Consignas:
**A)** Según el documento fuente, ¿en qué es licenciada Irma, la Negra?
**B)** Reescribe el documento fuente desde "La migración ilegal" hasta "algo, la violencia.", inclusive, y cambia "expresiones artísticas" por "manifestaciones culturales".

─── Documento fuente ───

La migración ilegal de mexicanos y centroamericanos a los Estados Unidos es un tema al que diversas expresiones artísticas se acercan, todas desde su enfoque, proponiendo las realidades de aquellos que viajan en penurias cargando el sueño americano; sin embargo, en todas siempre converge algo, la violencia.

La fila india comienza en el conflicto: un asesinato que nunca es investigado pero que lleva en sí la noción de los sucesos dentro de la obra. Desde un inicio el lector entiende hacia dónde se dirige la historia, aunque esto no quiere decir que sea una obra predecible, es más bien complicada, similar a los acontecimientos acostumbrados. Tras el asesinato de una trabajadora de la Conami (Comisión Nacional de Migración), pronto olvidada, deviene una masacre de extranjeros en las instalaciones de un centro de primera acogida. Motivo por el que tiene que llegar Irma, la Negra, personaje acomplejado por su cuerpo, licenciada en sociología y que aún cree que puede salvar a quien la necesite, como Yein, una salvadoreña atrapada en las garras de la trata de personas.

La novela es un ensayo sobre la violencia que aqueja a nuestro país, en él hay racismo y clasismo expuestos de manera formidable, como se puede leer ahí donde está la búsqueda de hacerse diferentes a los otros que describe uno de sus narradores, el esposo de Irma, quien es un extenso flujo de conciencia: “No somos gringos, pues. Pero tampoco somos como ellos, como los centroamericanos. Que levante la mano quienes se consideran dignos de ser confundidos con hondureños”.  Aunque es muy clara la homogeneidad que hay para quien ve este problema desde su frontera.

─── Extractos de filas ───

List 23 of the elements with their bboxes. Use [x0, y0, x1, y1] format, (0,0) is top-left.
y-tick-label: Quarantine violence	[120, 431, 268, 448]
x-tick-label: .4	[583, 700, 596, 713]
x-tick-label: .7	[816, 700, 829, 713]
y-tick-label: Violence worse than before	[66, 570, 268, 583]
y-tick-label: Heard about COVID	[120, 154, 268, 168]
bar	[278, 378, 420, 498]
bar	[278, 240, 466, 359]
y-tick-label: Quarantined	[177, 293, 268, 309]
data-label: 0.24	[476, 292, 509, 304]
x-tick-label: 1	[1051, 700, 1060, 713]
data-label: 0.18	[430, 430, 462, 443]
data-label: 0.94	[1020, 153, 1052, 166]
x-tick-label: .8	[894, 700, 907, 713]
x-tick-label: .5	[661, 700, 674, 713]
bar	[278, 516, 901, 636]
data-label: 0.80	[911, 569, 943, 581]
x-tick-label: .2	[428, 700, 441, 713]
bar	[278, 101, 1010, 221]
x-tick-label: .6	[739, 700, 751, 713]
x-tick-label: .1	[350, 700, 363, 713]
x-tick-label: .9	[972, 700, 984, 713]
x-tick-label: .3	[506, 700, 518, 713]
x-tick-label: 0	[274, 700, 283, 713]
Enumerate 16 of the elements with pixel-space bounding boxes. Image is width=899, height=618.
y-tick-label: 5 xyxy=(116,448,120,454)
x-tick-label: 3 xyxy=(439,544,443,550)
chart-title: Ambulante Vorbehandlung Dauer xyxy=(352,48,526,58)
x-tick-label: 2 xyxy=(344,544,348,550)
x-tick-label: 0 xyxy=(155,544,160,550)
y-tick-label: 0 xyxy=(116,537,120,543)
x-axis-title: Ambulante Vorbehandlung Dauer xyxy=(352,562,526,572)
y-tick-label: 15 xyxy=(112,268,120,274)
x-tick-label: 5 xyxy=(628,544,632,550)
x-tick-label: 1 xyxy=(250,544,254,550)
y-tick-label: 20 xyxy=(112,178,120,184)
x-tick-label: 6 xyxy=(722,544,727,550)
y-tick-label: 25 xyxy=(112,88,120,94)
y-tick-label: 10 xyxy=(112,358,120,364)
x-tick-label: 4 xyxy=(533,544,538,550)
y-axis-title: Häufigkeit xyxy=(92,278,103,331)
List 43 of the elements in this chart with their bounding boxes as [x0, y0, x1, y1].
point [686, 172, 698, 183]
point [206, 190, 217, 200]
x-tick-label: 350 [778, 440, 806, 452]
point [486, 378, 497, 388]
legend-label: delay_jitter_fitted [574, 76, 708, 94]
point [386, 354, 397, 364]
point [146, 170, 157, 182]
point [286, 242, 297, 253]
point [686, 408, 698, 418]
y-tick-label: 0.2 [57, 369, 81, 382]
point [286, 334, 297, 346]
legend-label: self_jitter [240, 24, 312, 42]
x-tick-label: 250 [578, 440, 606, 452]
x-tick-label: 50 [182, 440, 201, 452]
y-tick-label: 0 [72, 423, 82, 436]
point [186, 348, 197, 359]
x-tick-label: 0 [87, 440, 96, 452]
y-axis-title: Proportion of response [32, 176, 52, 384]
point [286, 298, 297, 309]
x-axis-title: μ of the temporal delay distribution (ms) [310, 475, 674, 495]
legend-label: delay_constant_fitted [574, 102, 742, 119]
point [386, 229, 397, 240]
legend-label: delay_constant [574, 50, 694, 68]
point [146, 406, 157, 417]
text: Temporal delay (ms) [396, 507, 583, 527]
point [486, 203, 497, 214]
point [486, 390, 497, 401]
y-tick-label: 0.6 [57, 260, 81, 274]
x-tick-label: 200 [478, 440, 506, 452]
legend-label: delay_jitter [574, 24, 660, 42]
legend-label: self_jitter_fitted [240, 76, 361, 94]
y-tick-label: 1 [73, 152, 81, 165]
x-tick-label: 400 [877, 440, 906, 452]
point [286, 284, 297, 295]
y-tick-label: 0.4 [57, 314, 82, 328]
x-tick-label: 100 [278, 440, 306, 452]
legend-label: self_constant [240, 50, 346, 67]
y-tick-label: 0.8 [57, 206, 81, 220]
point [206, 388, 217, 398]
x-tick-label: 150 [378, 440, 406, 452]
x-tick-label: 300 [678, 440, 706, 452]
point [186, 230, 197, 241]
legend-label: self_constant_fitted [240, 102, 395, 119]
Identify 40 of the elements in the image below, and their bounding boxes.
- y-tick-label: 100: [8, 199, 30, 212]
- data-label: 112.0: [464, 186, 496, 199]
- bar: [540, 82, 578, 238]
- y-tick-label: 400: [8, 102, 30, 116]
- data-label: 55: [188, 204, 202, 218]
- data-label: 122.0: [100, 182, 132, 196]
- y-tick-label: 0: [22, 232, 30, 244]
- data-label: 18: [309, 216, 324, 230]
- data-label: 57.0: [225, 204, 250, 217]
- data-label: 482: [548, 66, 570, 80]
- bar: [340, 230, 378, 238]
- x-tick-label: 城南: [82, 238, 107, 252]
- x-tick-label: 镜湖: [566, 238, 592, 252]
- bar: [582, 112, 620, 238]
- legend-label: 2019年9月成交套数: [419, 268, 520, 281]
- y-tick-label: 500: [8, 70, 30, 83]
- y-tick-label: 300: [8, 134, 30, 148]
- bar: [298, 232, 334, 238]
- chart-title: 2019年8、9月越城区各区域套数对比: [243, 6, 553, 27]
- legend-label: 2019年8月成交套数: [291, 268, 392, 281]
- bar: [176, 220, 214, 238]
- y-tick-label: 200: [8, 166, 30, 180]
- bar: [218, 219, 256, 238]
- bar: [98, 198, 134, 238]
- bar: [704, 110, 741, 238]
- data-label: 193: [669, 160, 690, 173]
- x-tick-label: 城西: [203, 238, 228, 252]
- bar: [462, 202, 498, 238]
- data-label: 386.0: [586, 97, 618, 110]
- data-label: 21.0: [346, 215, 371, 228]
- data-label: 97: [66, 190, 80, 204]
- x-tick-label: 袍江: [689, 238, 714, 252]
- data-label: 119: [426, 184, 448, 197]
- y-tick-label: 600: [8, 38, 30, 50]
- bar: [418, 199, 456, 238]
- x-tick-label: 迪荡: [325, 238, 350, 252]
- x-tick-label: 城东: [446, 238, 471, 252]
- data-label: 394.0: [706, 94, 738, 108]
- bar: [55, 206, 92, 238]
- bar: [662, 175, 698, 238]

───

Soluciones:
**A)** En sociología.

**B)**
La migración ilegal de mexicanos y centroamericanos a los Estados Unidos es un tema al que diversas manifestaciones culturales se acercan, todas desde su enfoque, proponiendo las realidades de aquellos que viajan en penurias cargando el sueño americano; sin embargo, en todas siempre converge algo, la violencia.